Given instruction |
Without the pictures, output the records below word for word.

[Dataset items]
start
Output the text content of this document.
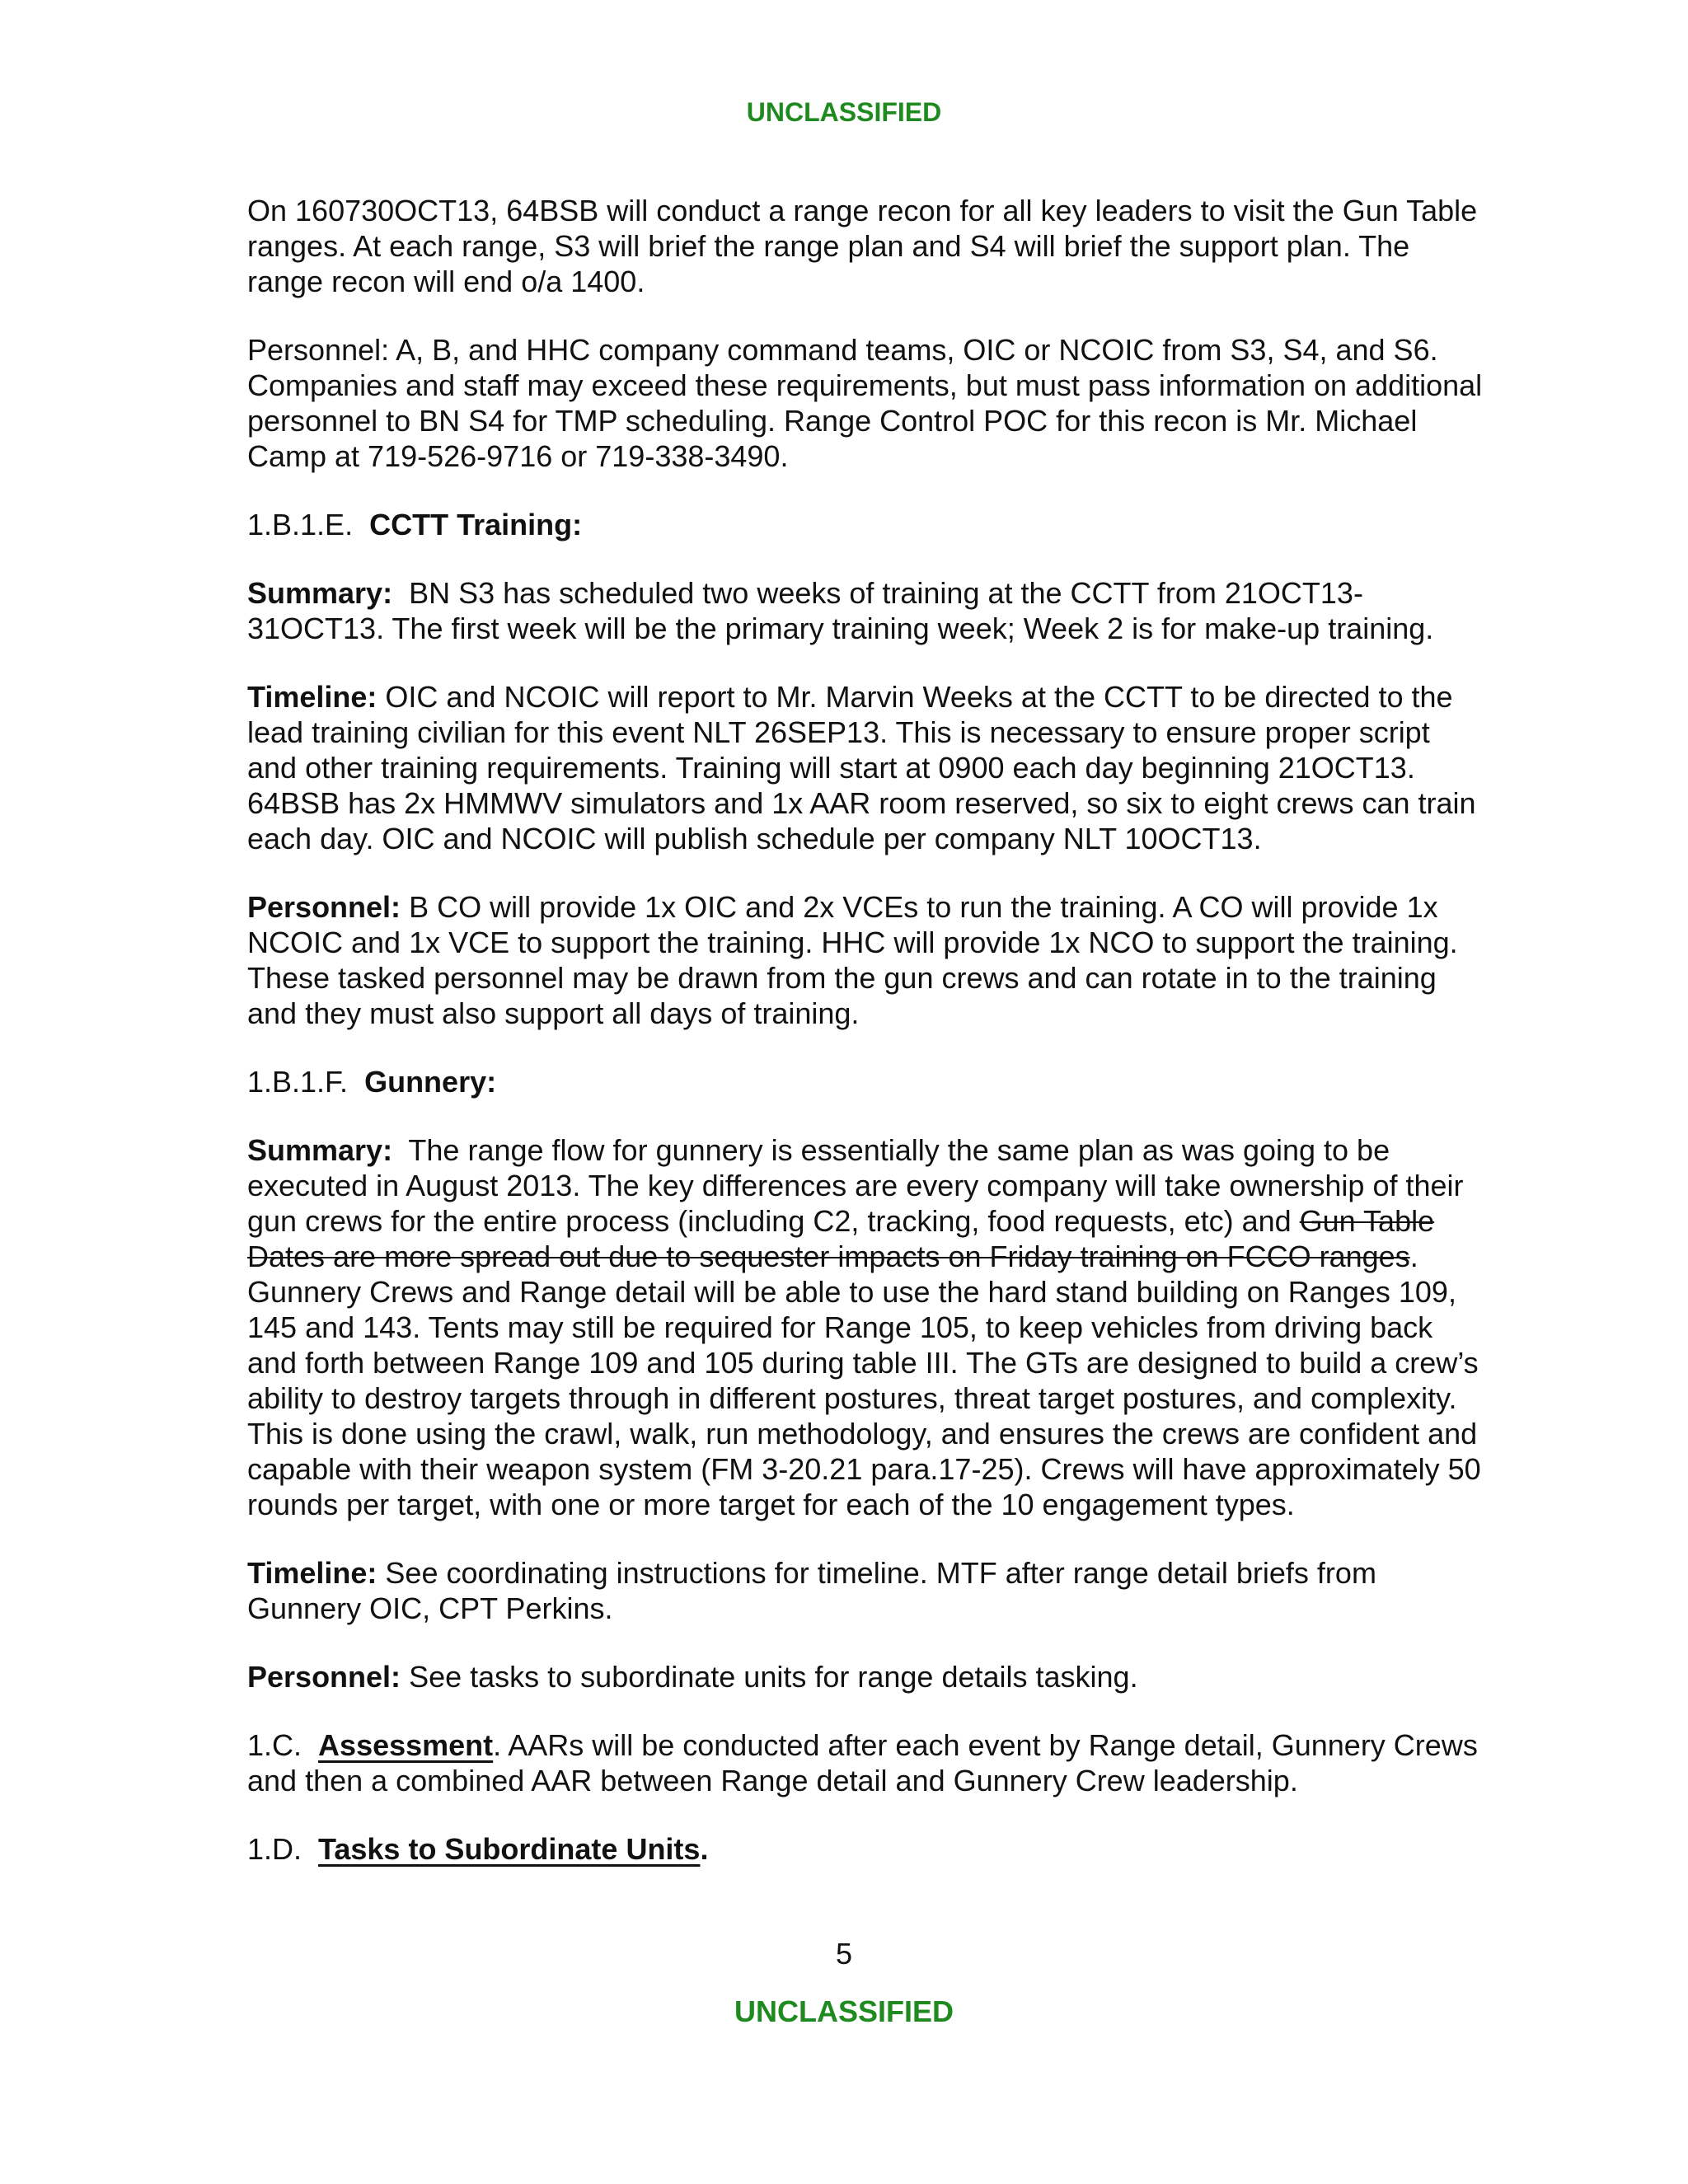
UNCLASSIFIED

On 160730OCT13, 64BSB will conduct a range recon for all key leaders to visit the Gun Table ranges. At each range, S3 will brief the range plan and S4 will brief the support plan. The range recon will end o/a 1400.

Personnel: A, B, and HHC company command teams, OIC or NCOIC from S3, S4, and S6. Companies and staff may exceed these requirements, but must pass information on additional personnel to BN S4 for TMP scheduling. Range Control POC for this recon is Mr. Michael Camp at 719-526-9716 or 719-338-3490.

1.B.1.E. CCTT Training:

Summary: BN S3 has scheduled two weeks of training at the CCTT from 21OCT13-31OCT13. The first week will be the primary training week; Week 2 is for make-up training.

Timeline: OIC and NCOIC will report to Mr. Marvin Weeks at the CCTT to be directed to the lead training civilian for this event NLT 26SEP13. This is necessary to ensure proper script and other training requirements. Training will start at 0900 each day beginning 21OCT13. 64BSB has 2x HMMWV simulators and 1x AAR room reserved, so six to eight crews can train each day. OIC and NCOIC will publish schedule per company NLT 10OCT13.

Personnel: B CO will provide 1x OIC and 2x VCEs to run the training. A CO will provide 1x NCOIC and 1x VCE to support the training. HHC will provide 1x NCO to support the training. These tasked personnel may be drawn from the gun crews and can rotate in to the training and they must also support all days of training.

1.B.1.F. Gunnery:

Summary: The range flow for gunnery is essentially the same plan as was going to be executed in August 2013. The key differences are every company will take ownership of their gun crews for the entire process (including C2, tracking, food requests, etc) and Gun Table Dates are more spread out due to sequester impacts on Friday training on FCCO ranges. Gunnery Crews and Range detail will be able to use the hard stand building on Ranges 109, 145 and 143. Tents may still be required for Range 105, to keep vehicles from driving back and forth between Range 109 and 105 during table III. The GTs are designed to build a crew’s ability to destroy targets through in different postures, threat target postures, and complexity. This is done using the crawl, walk, run methodology, and ensures the crews are confident and capable with their weapon system (FM 3-20.21 para.17-25). Crews will have approximately 50 rounds per target, with one or more target for each of the 10 engagement types.

Timeline: See coordinating instructions for timeline. MTF after range detail briefs from Gunnery OIC, CPT Perkins.

Personnel: See tasks to subordinate units for range details tasking.

1.C. Assessment. AARs will be conducted after each event by Range detail, Gunnery Crews and then a combined AAR between Range detail and Gunnery Crew leadership.

1.D. Tasks to Subordinate Units.

5
UNCLASSIFIED
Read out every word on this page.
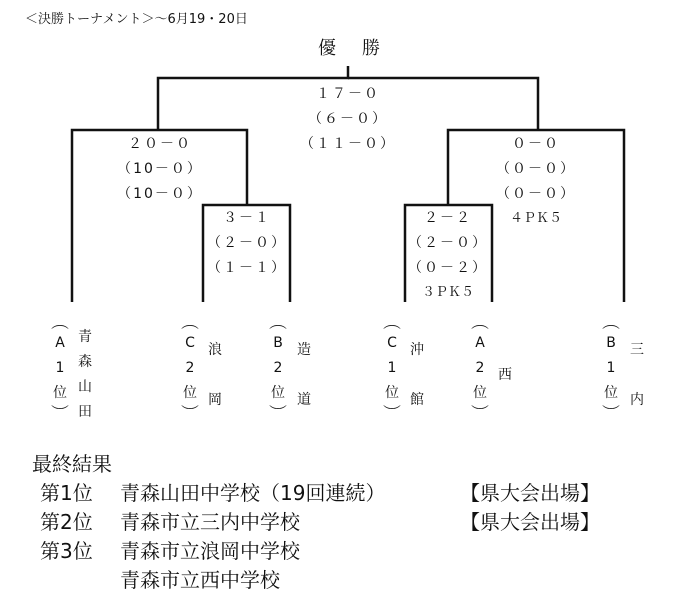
＜決勝トーナメント＞〜6月19・20日
優　勝
１７－０
（６－０）
（１１－０）
２０－０
（10－０）
（10－０）
０－０
（０－０）
（０－０）
４ＰＫ５
３－１
（２－０）
（１－１）
２－２
（２－０）
（０－２）
３ＰＫ５
︵
A
1
位
︶
青
森
山
田
︵
C
2
位
︶
浪
岡
︵
B
2
位
︶
造
道
︵
C
1
位
︶
沖
館
︵
A
2
位
︶
西
︵
B
1
位
︶
三
内
最終結果
第1位 青森山田中学校（19回連続）	【県大会出場】
第2位 青森市立三内中学校	【県大会出場】
第3位 青森市立浪岡中学校
青森市立西中学校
end
Expected output |
Output the text content of this document.
UNCLASSIFIED

On 160730OCT13, 64BSB will conduct a range recon for all key leaders to visit the Gun Table ranges. At each range, S3 will brief the range plan and S4 will brief the support plan. The range recon will end o/a 1400.

Personnel: A, B, and HHC company command teams, OIC or NCOIC from S3, S4, and S6. Companies and staff may exceed these requirements, but must pass information on additional personnel to BN S4 for TMP scheduling. Range Control POC for this recon is Mr. Michael Camp at 719-526-9716 or 719-338-3490.

1.B.1.E. CCTT Training:

Summary: BN S3 has scheduled two weeks of training at the CCTT from 21OCT13-31OCT13. The first week will be the primary training week; Week 2 is for make-up training.

Timeline: OIC and NCOIC will report to Mr. Marvin Weeks at the CCTT to be directed to the lead training civilian for this event NLT 26SEP13. This is necessary to ensure proper script and other training requirements. Training will start at 0900 each day beginning 21OCT13. 64BSB has 2x HMMWV simulators and 1x AAR room reserved, so six to eight crews can train each day. OIC and NCOIC will publish schedule per company NLT 10OCT13.

Personnel: B CO will provide 1x OIC and 2x VCEs to run the training. A CO will provide 1x NCOIC and 1x VCE to support the training. HHC will provide 1x NCO to support the training. These tasked personnel may be drawn from the gun crews and can rotate in to the training and they must also support all days of training.

1.B.1.F. Gunnery:

Summary: The range flow for gunnery is essentially the same plan as was going to be executed in August 2013. The key differences are every company will take ownership of their gun crews for the entire process (including C2, tracking, food requests, etc) and Gun Table Dates are more spread out due to sequester impacts on Friday training on FCCO ranges. Gunnery Crews and Range detail will be able to use the hard stand building on Ranges 109, 145 and 143. Tents may still be required for Range 105, to keep vehicles from driving back and forth between Range 109 and 105 during table III. The GTs are designed to build a crew’s ability to destroy targets through in different postures, threat target postures, and complexity. This is done using the crawl, walk, run methodology, and ensures the crews are confident and capable with their weapon system (FM 3-20.21 para.17-25). Crews will have approximately 50 rounds per target, with one or more target for each of the 10 engagement types.

Timeline: See coordinating instructions for timeline. MTF after range detail briefs from Gunnery OIC, CPT Perkins.

Personnel: See tasks to subordinate units for range details tasking.

1.C. Assessment. AARs will be conducted after each event by Range detail, Gunnery Crews and then a combined AAR between Range detail and Gunnery Crew leadership.

1.D. Tasks to Subordinate Units.

5
UNCLASSIFIED
Read out every word on this page.
＜決勝トーナメント＞〜6月19・20日
優　勝
１７－０
（６－０）
（１１－０）
２０－０
（10－０）
（10－０）
０－０
（０－０）
（０－０）
４ＰＫ５
３－１
（２－０）
（１－１）
２－２
（２－０）
（０－２）
３ＰＫ５
︵
A
1
位
︶
青
森
山
田
︵
C
2
位
︶
浪
岡
︵
B
2
位
︶
造
道
︵
C
1
位
︶
沖
館
︵
A
2
位
︶
西
︵
B
1
位
︶
三
内
最終結果
第1位 青森山田中学校（19回連続）	【県大会出場】
第2位 青森市立三内中学校	【県大会出場】
第3位 青森市立浪岡中学校
青森市立西中学校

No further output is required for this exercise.